- _Things to do_:
a – From the forum thread on pressure relief valves, list the username of each person who posts, along with the date shown beside that name.
b – Answer these questions using the forum thread on pressure relief valves.
(i) How wide and how thick are the aluminium link plates?
(ii) Which part is designed to rupture at a certain pressure?
(iii) What may happen if too much compression is put on the cell?

- _Passage to read_:

What about the pressure relief valves?


----------



## RIPPERTON (Jan 26, 2010)

peggus said:


> What about the pressure relief valves?


26650 have pressure relief valves ????
I thought they just ruptured the aluminium can and spurted their juice out.
At least thats what happened to the ones Ive blown up. 
The aluminium link plates are 12.6mm wide 1.45mm thick


----------



## etischer (Jun 16, 2008)

Arent you worried about the alumninum oxydizing? 



RIPPERTON said:


> 26650 have pressure relief valves ????
> I thought they just ruptured the aluminium can and spurted their juice out.
> At least thats what happened to the ones Ive blown up.
> The aluminium link plates are 12.6mm wide 1.45mm thick


----------



## peggus (Feb 18, 2008)

Well, valves is a bit of a missnomer. The positive endcap is designed to rupture at a certain pressure. If you constrain it the cell may explode rather than rupture. 

Or if you put too much compression on the cell you may break the seal and the cell will leak electrolyte and fail.

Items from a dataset
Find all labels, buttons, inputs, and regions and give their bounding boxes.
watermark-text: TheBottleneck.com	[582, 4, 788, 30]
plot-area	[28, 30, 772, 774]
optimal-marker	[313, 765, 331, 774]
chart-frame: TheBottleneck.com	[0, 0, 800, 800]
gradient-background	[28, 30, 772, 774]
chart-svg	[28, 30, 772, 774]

- _Task-by-task solutions_:
a –
RIPPERTON (Jan 26, 2010)
etischer (Jun 16, 2008)
peggus (Feb 18, 2008)

b –
(i) They are 12.6mm wide and 1.45mm thick.
(ii) The positive endcap.
(iii) The seal may break, and the cell will leak electrolyte and fail.